> **Your instructions**: Extract from the listing each line in which the word "无论从事专业工作" appears.

## Start Given data

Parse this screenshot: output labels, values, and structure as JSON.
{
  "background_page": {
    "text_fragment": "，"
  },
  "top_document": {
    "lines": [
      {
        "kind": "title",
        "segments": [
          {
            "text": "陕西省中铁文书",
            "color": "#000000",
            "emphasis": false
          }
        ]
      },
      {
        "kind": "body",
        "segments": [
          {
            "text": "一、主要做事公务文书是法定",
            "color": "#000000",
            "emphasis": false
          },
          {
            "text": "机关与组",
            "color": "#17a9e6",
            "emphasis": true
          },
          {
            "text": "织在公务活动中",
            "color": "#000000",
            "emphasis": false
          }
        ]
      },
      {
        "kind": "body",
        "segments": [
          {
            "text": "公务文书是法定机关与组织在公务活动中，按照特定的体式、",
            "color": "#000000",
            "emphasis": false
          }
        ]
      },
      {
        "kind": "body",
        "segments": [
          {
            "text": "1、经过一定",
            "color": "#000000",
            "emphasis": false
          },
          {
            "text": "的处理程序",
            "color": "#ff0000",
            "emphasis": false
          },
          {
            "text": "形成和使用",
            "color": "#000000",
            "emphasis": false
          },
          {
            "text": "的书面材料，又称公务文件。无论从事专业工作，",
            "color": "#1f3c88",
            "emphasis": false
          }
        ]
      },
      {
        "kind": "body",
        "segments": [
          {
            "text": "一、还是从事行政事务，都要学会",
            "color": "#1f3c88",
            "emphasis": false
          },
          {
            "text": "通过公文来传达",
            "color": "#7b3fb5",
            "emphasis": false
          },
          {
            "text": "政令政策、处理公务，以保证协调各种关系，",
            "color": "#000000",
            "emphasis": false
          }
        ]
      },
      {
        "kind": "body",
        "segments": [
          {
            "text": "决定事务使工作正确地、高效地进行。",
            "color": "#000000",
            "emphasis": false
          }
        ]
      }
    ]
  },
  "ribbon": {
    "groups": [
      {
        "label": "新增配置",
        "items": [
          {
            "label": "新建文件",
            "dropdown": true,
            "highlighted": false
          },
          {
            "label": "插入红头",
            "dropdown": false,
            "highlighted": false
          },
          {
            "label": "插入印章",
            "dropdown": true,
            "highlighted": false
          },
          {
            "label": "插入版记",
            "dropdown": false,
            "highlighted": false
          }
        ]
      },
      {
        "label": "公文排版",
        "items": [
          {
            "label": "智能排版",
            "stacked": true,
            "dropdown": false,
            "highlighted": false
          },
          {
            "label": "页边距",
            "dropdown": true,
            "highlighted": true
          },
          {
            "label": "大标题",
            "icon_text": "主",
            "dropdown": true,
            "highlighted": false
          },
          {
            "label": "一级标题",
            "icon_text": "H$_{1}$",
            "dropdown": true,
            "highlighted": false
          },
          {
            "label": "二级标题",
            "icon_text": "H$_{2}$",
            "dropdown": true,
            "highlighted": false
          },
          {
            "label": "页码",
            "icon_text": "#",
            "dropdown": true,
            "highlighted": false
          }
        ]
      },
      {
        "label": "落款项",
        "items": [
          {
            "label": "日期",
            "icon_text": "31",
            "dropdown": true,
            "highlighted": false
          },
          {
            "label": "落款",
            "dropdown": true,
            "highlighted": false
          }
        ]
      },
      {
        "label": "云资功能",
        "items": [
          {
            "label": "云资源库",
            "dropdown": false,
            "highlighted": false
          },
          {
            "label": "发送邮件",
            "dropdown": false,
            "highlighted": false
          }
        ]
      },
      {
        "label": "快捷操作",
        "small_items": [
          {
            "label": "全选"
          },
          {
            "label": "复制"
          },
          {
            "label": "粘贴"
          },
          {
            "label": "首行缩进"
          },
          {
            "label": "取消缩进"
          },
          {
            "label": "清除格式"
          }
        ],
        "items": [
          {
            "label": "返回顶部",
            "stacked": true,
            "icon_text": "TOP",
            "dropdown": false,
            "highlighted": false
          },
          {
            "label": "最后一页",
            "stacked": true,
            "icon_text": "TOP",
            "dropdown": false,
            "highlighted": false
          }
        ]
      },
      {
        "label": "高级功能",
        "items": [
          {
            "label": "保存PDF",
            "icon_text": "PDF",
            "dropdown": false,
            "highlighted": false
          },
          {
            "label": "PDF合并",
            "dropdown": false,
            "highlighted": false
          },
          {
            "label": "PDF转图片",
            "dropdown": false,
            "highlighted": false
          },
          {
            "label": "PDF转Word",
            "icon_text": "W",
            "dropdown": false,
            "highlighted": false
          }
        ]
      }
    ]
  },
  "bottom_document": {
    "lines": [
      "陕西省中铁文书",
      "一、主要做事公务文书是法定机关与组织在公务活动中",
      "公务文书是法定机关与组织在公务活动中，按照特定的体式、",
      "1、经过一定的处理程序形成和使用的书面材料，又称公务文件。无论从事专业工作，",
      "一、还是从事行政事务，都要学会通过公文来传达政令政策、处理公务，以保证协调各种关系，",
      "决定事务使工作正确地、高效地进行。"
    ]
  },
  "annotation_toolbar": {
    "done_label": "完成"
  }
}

## End Given data

> **Written solution**:
            "text": "的书面材料，又称公务文件。无论从事专业工作，",
      "1、经过一定的处理程序形成和使用的书面材料，又称公务文件。无论从事专业工作，",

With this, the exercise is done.